▸ SELECTED PASSAGE:
In general, adults have the ability to tolerate much more tension and even outright conflict than children do. However, adults in this situation are often not thinking clearly nor are they at their best in terms of dealing with stress so they, like the children, are inclined to cope with their negative reactions by reacting with unhealthy and hurtful responses to the stress.

The first 3-6 months of major transition are critical for human beings regardless of the transition, and the break-up of the family is no different. It is at least as stressful as the unexpected loss of a loved one to death. But too many families are left without adequate support through these important early months and end up in an escalated high-conflict stalemate with the other parent, gradually becoming entrenched in fear, negativity and even paranoia because they are not at their best. There is a safe and inexpensive, readily available service that can both support and protect everyone throughout the break-up transition.

Supervised exchange is a way to ensure that everybody learns how to make transitions between homes calmly and routinely, without uncertainty, uproar and chaos. Supervision of the transition between Mom’s House and Dad’s House, provided by a trained professional monitor who is neutral, objective and child-centered, is critical.

Some parents object to the notion of “handing my child over to a stranger.” While this is an understandable reaction, it does not look at it from the child’s point of view. Teachers, tutors, scout leaders, parental friends, baby sitters and nannies are significant people in the lives of all children. For the child, the professional monitor is seen as an adult helper who is there to help them and their parents. One of the reasons parents object to supervised visitation is that they know they will not do anything to harm their child and resent the idea that they need someone to help them.

▸ PROVIDED DATA:
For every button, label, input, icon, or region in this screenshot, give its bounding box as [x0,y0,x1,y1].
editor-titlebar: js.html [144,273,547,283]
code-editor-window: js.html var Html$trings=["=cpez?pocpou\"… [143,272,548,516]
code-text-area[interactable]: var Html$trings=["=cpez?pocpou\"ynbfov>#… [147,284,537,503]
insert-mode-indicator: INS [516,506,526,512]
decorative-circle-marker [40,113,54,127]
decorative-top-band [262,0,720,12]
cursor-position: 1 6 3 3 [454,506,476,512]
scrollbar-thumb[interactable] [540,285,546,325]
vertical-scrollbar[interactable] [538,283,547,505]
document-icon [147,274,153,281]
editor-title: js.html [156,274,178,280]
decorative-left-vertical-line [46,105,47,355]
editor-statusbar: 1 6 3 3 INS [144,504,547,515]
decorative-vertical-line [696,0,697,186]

▸ PROBLEMS TO WORK ON:
**1)** According to the passage on supervised exchange, which months of a major transition are critical for human beings?
**2)** From the passage on supervised exchange, print the stretch from "Some parents object" through "to help them.".

▸ ANSWERS BY ITEM NUMBER:
**1)** The first 3-6 months

**2)**
Some parents object to the notion of “handing my child over to a stranger.” While this is an understandable reaction, it does not look at it from the child’s point of view. Teachers, tutors, scout leaders, parental friends, baby sitters and nannies are significant people in the lives of all children. For the child, the professional monitor is seen as an adult helper who is there to help them and their parents. One of the reasons parents object to supervised visitation is that they know they will not do anything to harm their child and resent the idea that they need someone to help them.